Determine the number of lines that have the string "smoothed" in them, and give only that number.

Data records
####

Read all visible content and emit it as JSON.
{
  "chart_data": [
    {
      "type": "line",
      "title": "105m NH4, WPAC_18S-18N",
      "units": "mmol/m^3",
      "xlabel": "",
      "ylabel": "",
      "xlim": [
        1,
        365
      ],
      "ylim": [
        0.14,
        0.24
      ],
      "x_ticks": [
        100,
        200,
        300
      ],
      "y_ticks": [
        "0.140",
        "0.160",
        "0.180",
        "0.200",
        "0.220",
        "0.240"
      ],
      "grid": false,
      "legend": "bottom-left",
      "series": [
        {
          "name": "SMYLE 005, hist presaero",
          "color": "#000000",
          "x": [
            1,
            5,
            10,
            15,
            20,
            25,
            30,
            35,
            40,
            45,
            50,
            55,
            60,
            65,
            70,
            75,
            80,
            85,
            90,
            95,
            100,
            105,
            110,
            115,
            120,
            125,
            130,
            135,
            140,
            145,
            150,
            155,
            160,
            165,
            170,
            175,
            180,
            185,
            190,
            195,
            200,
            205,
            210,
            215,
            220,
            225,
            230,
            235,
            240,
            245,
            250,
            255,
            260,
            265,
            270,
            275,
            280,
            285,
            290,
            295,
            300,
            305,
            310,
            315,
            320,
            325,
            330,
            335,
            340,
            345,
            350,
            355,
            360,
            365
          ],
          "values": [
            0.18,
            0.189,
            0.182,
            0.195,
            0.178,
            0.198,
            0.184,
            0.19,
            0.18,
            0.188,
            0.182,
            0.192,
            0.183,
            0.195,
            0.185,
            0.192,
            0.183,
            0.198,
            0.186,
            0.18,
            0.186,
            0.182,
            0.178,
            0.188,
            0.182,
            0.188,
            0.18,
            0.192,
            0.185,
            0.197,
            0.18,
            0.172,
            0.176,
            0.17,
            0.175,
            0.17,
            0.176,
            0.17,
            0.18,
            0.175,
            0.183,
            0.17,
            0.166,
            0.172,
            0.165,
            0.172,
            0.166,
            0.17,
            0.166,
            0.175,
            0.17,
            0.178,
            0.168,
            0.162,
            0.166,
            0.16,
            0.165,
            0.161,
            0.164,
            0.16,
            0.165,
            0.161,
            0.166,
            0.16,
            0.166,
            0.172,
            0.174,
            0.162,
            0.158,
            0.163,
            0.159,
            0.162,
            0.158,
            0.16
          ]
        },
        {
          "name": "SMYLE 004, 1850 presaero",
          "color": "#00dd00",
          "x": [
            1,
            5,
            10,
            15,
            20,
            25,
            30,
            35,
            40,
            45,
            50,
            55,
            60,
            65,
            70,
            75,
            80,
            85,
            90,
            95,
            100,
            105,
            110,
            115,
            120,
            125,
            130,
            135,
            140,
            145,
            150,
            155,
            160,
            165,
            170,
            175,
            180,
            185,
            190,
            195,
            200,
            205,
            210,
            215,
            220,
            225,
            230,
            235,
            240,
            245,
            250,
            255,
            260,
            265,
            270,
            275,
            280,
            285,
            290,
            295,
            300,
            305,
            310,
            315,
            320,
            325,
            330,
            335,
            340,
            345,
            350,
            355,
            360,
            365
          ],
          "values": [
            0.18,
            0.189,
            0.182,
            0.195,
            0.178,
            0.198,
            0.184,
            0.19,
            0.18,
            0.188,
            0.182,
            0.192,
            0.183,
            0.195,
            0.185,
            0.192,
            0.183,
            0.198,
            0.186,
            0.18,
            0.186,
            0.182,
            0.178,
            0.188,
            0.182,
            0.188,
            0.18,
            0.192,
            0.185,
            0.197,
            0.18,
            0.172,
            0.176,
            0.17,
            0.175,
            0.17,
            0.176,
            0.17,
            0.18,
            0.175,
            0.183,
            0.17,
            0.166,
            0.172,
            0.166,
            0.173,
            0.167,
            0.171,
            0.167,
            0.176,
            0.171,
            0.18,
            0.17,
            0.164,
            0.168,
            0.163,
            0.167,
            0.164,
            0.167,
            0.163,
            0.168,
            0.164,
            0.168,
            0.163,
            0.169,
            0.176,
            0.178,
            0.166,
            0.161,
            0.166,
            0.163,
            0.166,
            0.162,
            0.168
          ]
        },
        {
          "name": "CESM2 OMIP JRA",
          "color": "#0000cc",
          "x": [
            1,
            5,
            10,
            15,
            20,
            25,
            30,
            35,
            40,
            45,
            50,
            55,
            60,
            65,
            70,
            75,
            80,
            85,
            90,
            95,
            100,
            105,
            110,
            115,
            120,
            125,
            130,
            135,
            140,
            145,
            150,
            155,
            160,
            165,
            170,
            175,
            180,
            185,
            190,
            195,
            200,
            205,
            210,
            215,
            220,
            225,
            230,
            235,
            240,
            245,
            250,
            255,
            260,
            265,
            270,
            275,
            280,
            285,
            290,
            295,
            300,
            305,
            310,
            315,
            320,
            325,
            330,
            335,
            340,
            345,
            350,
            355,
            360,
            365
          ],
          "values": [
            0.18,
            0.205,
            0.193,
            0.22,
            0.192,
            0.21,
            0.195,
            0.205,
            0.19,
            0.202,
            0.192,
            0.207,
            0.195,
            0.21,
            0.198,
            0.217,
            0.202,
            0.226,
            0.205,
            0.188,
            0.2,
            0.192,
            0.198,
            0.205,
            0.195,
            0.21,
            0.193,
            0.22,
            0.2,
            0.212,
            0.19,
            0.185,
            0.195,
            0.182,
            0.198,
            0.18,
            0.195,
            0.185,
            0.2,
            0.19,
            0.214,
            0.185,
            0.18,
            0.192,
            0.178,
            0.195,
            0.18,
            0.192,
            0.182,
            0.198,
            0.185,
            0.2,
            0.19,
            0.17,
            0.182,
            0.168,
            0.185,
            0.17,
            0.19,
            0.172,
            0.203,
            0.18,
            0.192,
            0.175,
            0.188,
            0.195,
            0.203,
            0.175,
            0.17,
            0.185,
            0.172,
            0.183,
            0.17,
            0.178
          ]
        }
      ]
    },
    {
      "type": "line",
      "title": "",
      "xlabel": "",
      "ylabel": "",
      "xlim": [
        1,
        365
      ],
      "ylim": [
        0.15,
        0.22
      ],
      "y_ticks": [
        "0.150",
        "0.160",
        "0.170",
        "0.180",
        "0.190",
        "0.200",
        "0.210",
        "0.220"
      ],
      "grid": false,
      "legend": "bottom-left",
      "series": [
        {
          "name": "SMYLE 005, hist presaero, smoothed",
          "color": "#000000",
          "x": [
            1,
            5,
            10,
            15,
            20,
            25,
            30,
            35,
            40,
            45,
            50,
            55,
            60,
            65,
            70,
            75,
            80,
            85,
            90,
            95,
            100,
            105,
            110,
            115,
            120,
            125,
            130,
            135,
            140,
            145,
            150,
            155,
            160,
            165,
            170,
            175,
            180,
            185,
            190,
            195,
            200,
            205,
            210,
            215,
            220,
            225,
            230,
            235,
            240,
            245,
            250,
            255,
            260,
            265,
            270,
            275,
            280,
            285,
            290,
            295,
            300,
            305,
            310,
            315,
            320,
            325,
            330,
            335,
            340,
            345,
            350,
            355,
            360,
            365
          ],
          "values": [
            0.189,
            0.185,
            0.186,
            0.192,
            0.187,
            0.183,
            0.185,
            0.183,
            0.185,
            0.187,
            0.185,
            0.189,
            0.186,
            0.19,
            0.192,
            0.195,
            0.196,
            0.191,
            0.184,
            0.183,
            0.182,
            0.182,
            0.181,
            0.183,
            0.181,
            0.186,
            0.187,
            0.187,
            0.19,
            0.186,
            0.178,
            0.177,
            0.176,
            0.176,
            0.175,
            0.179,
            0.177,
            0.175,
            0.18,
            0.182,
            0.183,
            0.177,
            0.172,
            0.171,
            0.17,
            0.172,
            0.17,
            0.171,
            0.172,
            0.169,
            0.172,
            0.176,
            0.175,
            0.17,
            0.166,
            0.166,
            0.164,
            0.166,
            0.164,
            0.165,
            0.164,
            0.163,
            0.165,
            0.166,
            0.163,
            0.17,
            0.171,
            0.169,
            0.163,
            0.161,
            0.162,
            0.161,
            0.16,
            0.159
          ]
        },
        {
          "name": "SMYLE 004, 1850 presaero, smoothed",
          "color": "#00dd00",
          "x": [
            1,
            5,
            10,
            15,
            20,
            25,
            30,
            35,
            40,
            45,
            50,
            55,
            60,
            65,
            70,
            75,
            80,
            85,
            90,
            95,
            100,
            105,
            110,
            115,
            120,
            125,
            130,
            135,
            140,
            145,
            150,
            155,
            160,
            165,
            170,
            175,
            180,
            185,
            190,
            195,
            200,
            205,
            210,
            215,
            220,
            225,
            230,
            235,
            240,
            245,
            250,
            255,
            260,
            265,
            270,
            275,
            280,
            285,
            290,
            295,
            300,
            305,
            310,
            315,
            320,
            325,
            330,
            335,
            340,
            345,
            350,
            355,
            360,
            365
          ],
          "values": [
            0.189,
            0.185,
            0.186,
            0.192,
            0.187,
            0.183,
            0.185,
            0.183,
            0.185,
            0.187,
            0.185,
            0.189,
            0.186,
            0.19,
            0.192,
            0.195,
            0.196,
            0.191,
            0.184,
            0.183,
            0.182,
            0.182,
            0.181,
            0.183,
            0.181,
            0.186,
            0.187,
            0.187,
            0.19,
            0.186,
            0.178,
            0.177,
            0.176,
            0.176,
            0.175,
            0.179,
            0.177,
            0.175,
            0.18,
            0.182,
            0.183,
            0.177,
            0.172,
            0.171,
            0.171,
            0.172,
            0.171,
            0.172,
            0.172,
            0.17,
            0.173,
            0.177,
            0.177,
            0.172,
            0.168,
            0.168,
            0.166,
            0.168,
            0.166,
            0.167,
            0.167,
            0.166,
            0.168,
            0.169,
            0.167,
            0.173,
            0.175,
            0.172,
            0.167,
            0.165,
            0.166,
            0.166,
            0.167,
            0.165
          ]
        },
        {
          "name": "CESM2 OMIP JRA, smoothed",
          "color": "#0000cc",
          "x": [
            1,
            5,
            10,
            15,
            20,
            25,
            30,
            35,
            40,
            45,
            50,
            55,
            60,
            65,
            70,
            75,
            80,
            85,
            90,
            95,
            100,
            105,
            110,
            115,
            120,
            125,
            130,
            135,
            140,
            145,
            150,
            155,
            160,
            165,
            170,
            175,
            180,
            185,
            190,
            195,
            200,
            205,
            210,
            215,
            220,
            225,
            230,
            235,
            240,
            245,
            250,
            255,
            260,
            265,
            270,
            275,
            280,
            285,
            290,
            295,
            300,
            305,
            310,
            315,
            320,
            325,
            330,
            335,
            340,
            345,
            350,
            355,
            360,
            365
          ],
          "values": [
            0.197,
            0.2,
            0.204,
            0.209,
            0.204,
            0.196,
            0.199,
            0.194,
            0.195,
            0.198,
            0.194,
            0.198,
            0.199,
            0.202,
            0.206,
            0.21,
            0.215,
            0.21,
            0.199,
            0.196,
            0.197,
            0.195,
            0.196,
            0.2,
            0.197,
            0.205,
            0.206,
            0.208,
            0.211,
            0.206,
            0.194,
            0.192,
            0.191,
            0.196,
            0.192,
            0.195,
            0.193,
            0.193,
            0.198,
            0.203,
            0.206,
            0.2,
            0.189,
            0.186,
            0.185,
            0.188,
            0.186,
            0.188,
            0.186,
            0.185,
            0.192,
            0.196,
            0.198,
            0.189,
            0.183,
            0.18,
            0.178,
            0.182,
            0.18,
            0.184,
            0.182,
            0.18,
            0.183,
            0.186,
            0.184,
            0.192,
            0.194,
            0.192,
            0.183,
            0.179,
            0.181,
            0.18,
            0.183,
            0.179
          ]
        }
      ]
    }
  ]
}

####

Expected answer: 3